- _EXERCISE PROMPT_
Lines containing the word "культурного" are the ones to copy from the records below.

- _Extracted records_

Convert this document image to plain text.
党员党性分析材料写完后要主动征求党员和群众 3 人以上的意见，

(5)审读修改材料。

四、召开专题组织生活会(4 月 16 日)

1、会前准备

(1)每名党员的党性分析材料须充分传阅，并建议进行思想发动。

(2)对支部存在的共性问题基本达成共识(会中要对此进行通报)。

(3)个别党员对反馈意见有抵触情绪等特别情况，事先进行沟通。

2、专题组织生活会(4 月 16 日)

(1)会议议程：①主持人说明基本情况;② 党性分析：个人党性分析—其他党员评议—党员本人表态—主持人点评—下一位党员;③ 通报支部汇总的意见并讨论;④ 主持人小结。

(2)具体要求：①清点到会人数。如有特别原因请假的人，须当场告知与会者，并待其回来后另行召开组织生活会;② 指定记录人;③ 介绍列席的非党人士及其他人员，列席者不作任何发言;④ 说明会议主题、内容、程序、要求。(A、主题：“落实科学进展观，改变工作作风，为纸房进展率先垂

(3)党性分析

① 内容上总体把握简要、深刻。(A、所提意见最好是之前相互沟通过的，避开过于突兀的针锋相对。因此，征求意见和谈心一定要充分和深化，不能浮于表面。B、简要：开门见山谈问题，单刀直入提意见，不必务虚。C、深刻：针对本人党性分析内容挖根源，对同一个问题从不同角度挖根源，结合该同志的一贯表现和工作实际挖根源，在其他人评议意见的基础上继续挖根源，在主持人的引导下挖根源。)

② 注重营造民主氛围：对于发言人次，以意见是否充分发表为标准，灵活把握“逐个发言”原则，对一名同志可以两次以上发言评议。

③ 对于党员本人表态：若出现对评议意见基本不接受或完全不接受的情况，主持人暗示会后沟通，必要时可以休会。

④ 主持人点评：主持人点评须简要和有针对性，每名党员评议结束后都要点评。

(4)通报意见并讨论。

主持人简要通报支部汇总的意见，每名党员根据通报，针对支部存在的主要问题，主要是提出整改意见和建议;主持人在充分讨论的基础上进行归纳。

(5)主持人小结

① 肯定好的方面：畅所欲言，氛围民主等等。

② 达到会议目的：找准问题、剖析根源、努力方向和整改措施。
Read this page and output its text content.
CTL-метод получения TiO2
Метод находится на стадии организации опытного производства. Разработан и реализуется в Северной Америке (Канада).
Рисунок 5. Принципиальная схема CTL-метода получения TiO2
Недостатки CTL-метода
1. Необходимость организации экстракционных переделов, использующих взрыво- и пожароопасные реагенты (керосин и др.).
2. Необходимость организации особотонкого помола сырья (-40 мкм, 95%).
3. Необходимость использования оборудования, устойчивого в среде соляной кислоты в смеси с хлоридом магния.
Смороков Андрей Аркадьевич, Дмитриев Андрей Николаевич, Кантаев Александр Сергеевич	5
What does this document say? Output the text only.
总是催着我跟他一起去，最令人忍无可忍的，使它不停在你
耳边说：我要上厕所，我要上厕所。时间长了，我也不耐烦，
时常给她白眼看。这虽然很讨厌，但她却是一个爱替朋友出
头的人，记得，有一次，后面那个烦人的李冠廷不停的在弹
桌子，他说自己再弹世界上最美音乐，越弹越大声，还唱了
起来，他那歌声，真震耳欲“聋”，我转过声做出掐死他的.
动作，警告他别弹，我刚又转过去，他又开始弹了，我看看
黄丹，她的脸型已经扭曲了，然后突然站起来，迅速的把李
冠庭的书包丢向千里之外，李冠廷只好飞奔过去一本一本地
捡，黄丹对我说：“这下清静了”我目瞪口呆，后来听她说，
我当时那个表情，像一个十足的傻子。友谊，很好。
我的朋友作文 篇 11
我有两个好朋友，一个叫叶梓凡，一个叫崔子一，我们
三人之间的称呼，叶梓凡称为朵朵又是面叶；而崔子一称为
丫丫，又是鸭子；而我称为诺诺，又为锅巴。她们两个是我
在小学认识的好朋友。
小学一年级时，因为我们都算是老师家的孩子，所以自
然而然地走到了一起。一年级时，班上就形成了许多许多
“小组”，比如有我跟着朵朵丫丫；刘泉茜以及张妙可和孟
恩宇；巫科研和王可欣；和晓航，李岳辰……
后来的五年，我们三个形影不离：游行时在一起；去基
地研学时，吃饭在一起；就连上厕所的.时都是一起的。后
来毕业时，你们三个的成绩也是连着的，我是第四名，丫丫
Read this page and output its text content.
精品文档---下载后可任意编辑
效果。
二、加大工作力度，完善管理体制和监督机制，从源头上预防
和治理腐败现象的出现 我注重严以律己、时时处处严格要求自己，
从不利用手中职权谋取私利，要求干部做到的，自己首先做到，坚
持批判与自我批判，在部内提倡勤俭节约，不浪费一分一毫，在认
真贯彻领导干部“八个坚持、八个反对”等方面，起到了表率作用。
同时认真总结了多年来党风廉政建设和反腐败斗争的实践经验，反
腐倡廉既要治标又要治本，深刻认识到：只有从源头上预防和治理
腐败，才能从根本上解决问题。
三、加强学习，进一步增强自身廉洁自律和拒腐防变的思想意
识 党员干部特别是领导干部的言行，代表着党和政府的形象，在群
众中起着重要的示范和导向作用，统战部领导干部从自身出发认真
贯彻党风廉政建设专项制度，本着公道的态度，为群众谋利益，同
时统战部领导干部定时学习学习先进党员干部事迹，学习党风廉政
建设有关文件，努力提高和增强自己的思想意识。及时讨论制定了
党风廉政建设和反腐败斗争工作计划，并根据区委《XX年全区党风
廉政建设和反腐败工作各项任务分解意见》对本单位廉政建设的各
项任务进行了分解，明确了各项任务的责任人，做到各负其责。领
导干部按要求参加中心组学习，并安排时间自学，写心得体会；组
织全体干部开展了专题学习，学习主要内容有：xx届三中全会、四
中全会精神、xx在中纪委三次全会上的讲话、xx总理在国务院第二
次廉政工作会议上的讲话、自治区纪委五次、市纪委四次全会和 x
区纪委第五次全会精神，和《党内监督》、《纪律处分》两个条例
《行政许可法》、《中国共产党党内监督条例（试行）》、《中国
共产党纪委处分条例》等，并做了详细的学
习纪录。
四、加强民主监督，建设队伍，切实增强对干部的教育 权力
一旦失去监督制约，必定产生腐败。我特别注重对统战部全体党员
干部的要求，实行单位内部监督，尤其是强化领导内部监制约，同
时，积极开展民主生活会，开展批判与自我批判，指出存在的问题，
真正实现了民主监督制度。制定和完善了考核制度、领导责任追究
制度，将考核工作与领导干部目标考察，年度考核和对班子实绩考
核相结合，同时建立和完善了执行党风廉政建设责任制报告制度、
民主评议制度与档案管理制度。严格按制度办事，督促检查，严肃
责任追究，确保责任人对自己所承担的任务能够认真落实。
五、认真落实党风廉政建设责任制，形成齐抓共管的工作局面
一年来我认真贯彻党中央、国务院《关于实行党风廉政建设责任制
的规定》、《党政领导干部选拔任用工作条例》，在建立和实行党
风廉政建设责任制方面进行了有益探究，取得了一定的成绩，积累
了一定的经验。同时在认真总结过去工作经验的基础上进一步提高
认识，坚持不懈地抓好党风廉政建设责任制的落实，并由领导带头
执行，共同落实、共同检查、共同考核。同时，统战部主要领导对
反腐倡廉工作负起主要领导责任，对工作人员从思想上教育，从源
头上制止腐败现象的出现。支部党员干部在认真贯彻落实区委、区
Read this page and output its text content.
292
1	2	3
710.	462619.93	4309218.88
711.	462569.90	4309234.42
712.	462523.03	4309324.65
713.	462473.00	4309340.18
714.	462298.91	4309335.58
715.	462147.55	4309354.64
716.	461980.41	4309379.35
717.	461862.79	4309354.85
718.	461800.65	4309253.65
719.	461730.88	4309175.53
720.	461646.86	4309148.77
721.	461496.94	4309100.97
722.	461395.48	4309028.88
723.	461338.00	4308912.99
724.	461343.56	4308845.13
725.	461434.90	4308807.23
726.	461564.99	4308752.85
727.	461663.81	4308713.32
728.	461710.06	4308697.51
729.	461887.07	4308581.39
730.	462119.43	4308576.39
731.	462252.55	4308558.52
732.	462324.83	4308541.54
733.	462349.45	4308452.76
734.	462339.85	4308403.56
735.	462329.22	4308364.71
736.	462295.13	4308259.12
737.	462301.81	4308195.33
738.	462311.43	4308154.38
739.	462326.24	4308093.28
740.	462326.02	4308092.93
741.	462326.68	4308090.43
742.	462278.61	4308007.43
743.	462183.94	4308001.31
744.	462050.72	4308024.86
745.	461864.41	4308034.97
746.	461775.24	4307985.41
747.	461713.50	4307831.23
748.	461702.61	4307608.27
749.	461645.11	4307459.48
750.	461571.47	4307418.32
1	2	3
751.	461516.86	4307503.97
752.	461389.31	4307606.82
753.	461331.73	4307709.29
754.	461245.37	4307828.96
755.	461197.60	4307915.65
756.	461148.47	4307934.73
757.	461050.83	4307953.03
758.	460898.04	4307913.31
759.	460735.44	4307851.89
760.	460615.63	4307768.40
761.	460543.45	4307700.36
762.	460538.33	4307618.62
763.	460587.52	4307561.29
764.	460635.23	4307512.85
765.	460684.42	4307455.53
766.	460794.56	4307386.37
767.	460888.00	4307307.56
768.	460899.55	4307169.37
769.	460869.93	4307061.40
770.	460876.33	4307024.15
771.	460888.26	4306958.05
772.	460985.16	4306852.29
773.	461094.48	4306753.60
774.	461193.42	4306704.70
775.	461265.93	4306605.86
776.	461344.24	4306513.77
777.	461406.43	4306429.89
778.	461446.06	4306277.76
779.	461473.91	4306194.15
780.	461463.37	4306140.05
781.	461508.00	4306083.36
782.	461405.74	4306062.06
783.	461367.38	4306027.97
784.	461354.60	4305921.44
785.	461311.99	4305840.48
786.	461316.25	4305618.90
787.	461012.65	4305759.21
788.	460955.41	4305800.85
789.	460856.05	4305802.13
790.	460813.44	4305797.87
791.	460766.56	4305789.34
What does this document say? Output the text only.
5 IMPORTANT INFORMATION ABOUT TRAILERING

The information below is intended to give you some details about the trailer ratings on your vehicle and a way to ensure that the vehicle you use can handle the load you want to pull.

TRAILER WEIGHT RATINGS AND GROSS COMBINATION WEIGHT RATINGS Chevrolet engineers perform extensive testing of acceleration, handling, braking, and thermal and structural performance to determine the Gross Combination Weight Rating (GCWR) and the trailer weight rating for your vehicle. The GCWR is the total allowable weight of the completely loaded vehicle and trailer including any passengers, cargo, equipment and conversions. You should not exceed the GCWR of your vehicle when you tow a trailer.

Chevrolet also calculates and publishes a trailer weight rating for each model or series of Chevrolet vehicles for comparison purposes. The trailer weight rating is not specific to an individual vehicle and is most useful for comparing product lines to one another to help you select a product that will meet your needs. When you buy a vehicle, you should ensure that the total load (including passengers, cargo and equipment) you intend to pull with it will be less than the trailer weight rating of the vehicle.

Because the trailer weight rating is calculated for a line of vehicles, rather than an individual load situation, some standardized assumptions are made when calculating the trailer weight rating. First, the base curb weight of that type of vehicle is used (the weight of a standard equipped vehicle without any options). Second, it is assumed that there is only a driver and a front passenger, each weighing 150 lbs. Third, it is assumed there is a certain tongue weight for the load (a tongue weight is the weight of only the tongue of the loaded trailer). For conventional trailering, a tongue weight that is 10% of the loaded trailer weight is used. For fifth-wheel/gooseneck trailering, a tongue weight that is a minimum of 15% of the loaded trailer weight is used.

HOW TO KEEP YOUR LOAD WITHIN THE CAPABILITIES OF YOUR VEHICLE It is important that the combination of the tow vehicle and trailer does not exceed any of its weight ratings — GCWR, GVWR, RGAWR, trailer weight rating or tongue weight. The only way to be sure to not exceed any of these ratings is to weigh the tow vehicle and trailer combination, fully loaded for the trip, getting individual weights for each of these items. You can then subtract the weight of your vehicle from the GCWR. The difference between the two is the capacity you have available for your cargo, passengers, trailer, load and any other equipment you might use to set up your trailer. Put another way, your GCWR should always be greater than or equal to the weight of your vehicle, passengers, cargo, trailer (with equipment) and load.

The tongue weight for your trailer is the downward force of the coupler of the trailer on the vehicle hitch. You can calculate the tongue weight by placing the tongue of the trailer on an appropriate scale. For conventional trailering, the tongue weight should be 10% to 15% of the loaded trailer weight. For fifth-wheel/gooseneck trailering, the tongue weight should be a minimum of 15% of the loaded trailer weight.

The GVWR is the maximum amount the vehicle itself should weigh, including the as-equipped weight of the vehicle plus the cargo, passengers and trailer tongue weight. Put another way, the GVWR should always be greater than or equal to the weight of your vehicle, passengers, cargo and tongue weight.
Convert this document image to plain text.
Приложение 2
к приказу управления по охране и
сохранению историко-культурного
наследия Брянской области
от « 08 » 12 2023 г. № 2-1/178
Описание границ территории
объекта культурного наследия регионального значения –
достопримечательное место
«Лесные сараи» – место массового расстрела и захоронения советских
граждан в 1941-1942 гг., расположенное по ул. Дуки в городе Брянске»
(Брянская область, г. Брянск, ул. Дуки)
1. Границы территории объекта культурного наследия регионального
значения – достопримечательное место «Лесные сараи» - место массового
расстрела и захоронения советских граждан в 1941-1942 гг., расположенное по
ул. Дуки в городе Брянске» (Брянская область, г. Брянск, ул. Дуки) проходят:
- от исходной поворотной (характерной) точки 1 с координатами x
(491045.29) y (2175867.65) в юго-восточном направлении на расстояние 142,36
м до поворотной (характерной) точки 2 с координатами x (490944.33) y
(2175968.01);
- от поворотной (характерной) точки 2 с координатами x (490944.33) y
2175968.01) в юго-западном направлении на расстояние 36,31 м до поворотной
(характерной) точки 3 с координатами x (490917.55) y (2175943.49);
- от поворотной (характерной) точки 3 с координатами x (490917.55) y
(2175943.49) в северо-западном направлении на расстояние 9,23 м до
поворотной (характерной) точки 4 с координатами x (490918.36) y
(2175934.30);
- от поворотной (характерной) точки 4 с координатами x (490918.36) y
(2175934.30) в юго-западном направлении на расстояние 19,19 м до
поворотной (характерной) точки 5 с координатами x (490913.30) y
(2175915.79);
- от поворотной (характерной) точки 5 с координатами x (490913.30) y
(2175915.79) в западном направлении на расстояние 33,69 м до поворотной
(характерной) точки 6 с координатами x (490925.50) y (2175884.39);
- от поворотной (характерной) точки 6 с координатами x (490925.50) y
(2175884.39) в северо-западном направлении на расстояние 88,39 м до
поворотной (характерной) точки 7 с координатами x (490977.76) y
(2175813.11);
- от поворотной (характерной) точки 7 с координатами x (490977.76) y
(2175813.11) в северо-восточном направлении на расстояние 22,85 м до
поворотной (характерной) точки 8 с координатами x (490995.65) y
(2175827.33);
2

- _SOLUTION TO THE EXERCISE_
сохранению историко-культурного
объекта культурного наследия регионального значения –
1. Границы территории объекта культурного наследия регионального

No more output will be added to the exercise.